Short problem -> Locate all lines in the data below that hold "JSON" and show them.

— BEGIN —

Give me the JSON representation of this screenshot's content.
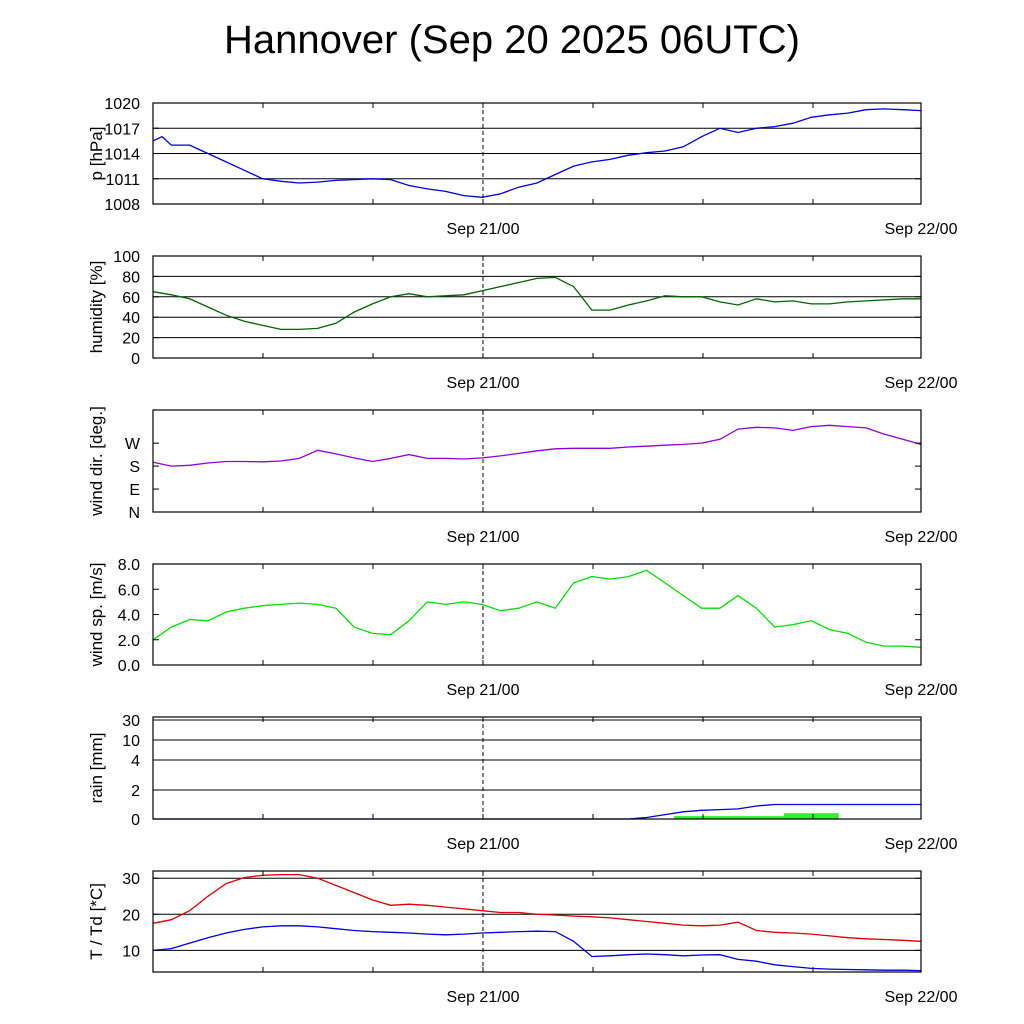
{
  "title": "Hannover (Sep 20 2025 06UTC)",
  "chart_data": [
    {
      "type": "line",
      "ylabel": "p [hPa]",
      "ylim": [
        1008,
        1020
      ],
      "yticks": [
        1008,
        1011,
        1014,
        1017,
        1020
      ],
      "grid_y": [
        1011,
        1014,
        1017
      ],
      "x_tick_labels": [
        "Sep 21/00",
        "Sep 22/00"
      ],
      "series": [
        {
          "color": "#0000dd",
          "x": [
            0,
            0.5,
            1,
            1.5,
            2,
            3,
            4,
            5,
            6,
            7,
            8,
            9,
            10,
            11,
            12,
            13,
            14,
            15,
            16,
            17,
            18,
            19,
            20,
            21,
            22,
            23,
            24,
            25,
            26,
            27,
            28,
            29,
            30,
            31,
            32,
            33,
            34,
            35,
            36,
            37,
            38,
            39,
            40,
            41,
            42
          ],
          "y": [
            1015.5,
            1016.0,
            1015.0,
            1015.0,
            1015.0,
            1014.0,
            1013.0,
            1012.0,
            1011.0,
            1010.7,
            1010.5,
            1010.6,
            1010.8,
            1010.9,
            1011.0,
            1010.9,
            1010.2,
            1009.8,
            1009.5,
            1009.0,
            1008.8,
            1009.2,
            1010.0,
            1010.5,
            1011.5,
            1012.5,
            1013.0,
            1013.3,
            1013.8,
            1014.1,
            1014.3,
            1014.8,
            1016.0,
            1017.0,
            1016.5,
            1017.0,
            1017.2,
            1017.6,
            1018.3,
            1018.6,
            1018.8,
            1019.2,
            1019.3,
            1019.2,
            1019.1
          ]
        }
      ]
    },
    {
      "type": "line",
      "ylabel": "humidity [%]",
      "ylim": [
        0,
        100
      ],
      "yticks": [
        0,
        20,
        40,
        60,
        80,
        100
      ],
      "grid_y": [
        20,
        40,
        60,
        80
      ],
      "x_tick_labels": [
        "Sep 21/00",
        "Sep 22/00"
      ],
      "series": [
        {
          "color": "#006400",
          "x": [
            0,
            1,
            2,
            3,
            4,
            5,
            6,
            7,
            8,
            9,
            10,
            11,
            12,
            13,
            14,
            15,
            16,
            17,
            18,
            19,
            20,
            21,
            22,
            23,
            24,
            25,
            26,
            27,
            28,
            29,
            30,
            31,
            32,
            33,
            34,
            35,
            36,
            37,
            38,
            39,
            40,
            41,
            42
          ],
          "y": [
            65,
            62,
            58,
            50,
            42,
            36,
            32,
            28,
            28,
            29,
            34,
            45,
            53,
            60,
            63,
            60,
            61,
            62,
            66,
            70,
            74,
            78,
            79,
            70,
            47,
            47,
            52,
            56,
            61,
            60,
            60,
            55,
            52,
            58,
            55,
            56,
            53,
            53,
            55,
            56,
            57,
            58,
            58
          ]
        }
      ]
    },
    {
      "type": "line",
      "ylabel": "wind dir. [deg.]",
      "ylim": [
        0,
        400
      ],
      "yticks": [
        0,
        90,
        180,
        270
      ],
      "ytick_labels": [
        "N",
        "E",
        "S",
        "W"
      ],
      "x_tick_labels": [
        "Sep 21/00",
        "Sep 22/00"
      ],
      "series": [
        {
          "color": "#9400d3",
          "x": [
            0,
            1,
            2,
            3,
            4,
            5,
            6,
            7,
            8,
            9,
            10,
            11,
            12,
            13,
            14,
            15,
            16,
            17,
            18,
            19,
            20,
            21,
            22,
            23,
            24,
            25,
            26,
            27,
            28,
            29,
            30,
            31,
            32,
            33,
            34,
            35,
            36,
            37,
            38,
            39,
            40,
            41,
            42
          ],
          "y": [
            195,
            180,
            183,
            192,
            198,
            198,
            197,
            200,
            210,
            242,
            228,
            212,
            198,
            210,
            225,
            210,
            210,
            208,
            212,
            220,
            230,
            240,
            248,
            250,
            250,
            250,
            255,
            258,
            262,
            265,
            270,
            285,
            325,
            332,
            330,
            320,
            335,
            340,
            335,
            330,
            305,
            285,
            265
          ]
        }
      ]
    },
    {
      "type": "line",
      "ylabel": "wind sp. [m/s]",
      "ylim": [
        0,
        8
      ],
      "yticks": [
        0,
        2,
        4,
        6,
        8
      ],
      "ytick_labels": [
        "0.0",
        "2.0",
        "4.0",
        "6.0",
        "8.0"
      ],
      "x_tick_labels": [
        "Sep 21/00",
        "Sep 22/00"
      ],
      "series": [
        {
          "color": "#00e000",
          "x": [
            0,
            1,
            2,
            3,
            4,
            5,
            6,
            7,
            8,
            9,
            10,
            11,
            12,
            13,
            14,
            15,
            16,
            17,
            18,
            19,
            20,
            21,
            22,
            23,
            24,
            25,
            26,
            27,
            28,
            29,
            30,
            31,
            32,
            33,
            34,
            35,
            36,
            37,
            38,
            39,
            40,
            41,
            42
          ],
          "y": [
            2.0,
            3.0,
            3.6,
            3.5,
            4.2,
            4.5,
            4.7,
            4.8,
            4.9,
            4.8,
            4.5,
            3.0,
            2.5,
            2.4,
            3.5,
            5.0,
            4.8,
            5.0,
            4.8,
            4.3,
            4.5,
            5.0,
            4.5,
            6.5,
            7.0,
            6.8,
            7.0,
            7.5,
            6.5,
            5.5,
            4.5,
            4.5,
            5.5,
            4.5,
            3.0,
            3.2,
            3.5,
            2.8,
            2.5,
            1.8,
            1.5,
            1.5,
            1.4
          ]
        }
      ]
    },
    {
      "type": "line",
      "ylabel": "rain [mm]",
      "ytick_labels": [
        "0",
        "2",
        "4",
        "10",
        "30"
      ],
      "x_tick_labels": [
        "Sep 21/00",
        "Sep 22/00"
      ],
      "series": [
        {
          "color": "#0000dd",
          "x": [
            0,
            26,
            27,
            28,
            29,
            30,
            31,
            32,
            33,
            34,
            36,
            38,
            40,
            42
          ],
          "y": [
            0,
            0,
            0.1,
            0.3,
            0.5,
            0.6,
            0.65,
            0.7,
            0.9,
            1.0,
            1.0,
            1.0,
            1.0,
            1.0
          ]
        }
      ],
      "bars": [
        {
          "color": "#33ee33",
          "x0": 28.5,
          "x1": 34.5,
          "value": 0.2
        },
        {
          "color": "#33ee33",
          "x0": 34.5,
          "x1": 37.5,
          "value": 0.4
        }
      ]
    },
    {
      "type": "line",
      "ylabel": "T / Td [*C]",
      "ylim": [
        4,
        32
      ],
      "yticks": [
        10,
        20,
        30
      ],
      "grid_y": [
        10,
        20,
        30
      ],
      "x_tick_labels": [
        "Sep 21/00",
        "Sep 22/00"
      ],
      "series": [
        {
          "color": "#dd0000",
          "x": [
            0,
            1,
            2,
            3,
            4,
            5,
            6,
            7,
            8,
            9,
            10,
            11,
            12,
            13,
            14,
            15,
            16,
            17,
            18,
            19,
            20,
            21,
            22,
            23,
            24,
            25,
            26,
            27,
            28,
            29,
            30,
            31,
            32,
            33,
            34,
            35,
            36,
            37,
            38,
            39,
            40,
            41,
            42
          ],
          "y": [
            17.5,
            18.5,
            21,
            25,
            28.5,
            30.2,
            30.8,
            31,
            31,
            30,
            28,
            26,
            24,
            22.5,
            22.8,
            22.5,
            22,
            21.5,
            21,
            20.5,
            20.5,
            20,
            19.8,
            19.5,
            19.3,
            19,
            18.5,
            18,
            17.5,
            17,
            16.8,
            17,
            17.8,
            15.5,
            15,
            14.8,
            14.5,
            14,
            13.5,
            13.2,
            13,
            12.8,
            12.5
          ]
        },
        {
          "color": "#0000dd",
          "x": [
            0,
            1,
            2,
            3,
            4,
            5,
            6,
            7,
            8,
            9,
            10,
            11,
            12,
            13,
            14,
            15,
            16,
            17,
            18,
            19,
            20,
            21,
            22,
            23,
            24,
            25,
            26,
            27,
            28,
            29,
            30,
            31,
            32,
            33,
            34,
            35,
            36,
            37,
            38,
            39,
            40,
            41,
            42
          ],
          "y": [
            10,
            10.5,
            12,
            13.5,
            14.8,
            15.8,
            16.5,
            16.8,
            16.8,
            16.5,
            16,
            15.5,
            15.2,
            15,
            14.8,
            14.5,
            14.3,
            14.5,
            14.8,
            15,
            15.2,
            15.3,
            15.2,
            12.5,
            8.3,
            8.5,
            8.8,
            9,
            8.8,
            8.5,
            8.7,
            8.8,
            7.5,
            7,
            6,
            5.5,
            5,
            4.8,
            4.7,
            4.6,
            4.5,
            4.5,
            4.4
          ]
        }
      ]
    }
  ]
}
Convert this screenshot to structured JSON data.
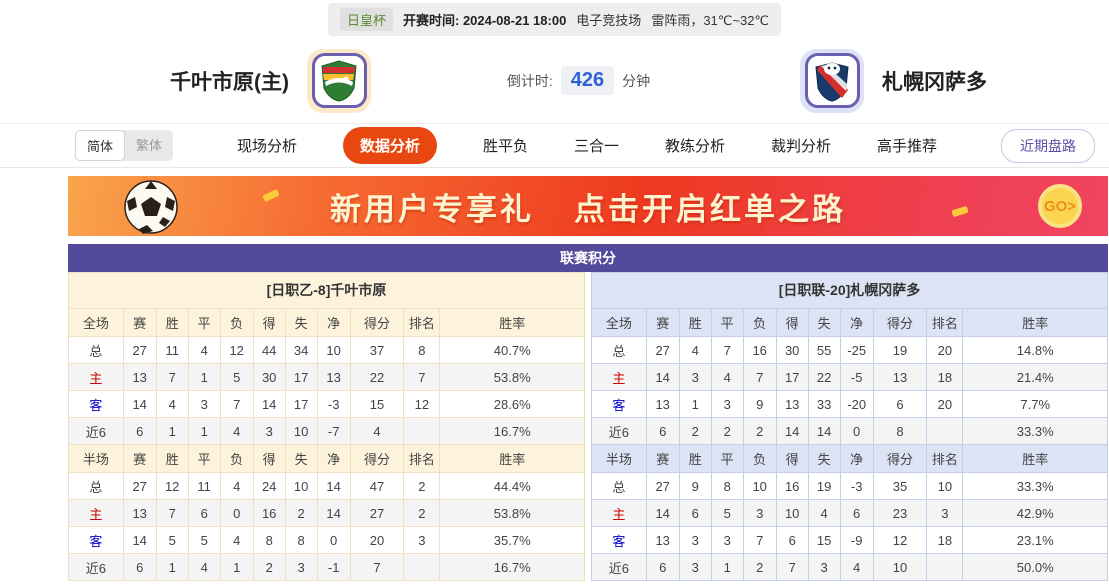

— END —

Exercise answer ->
Give me the JSON representation of this screenshot's content.
Convert this screenshot to structured JSON data.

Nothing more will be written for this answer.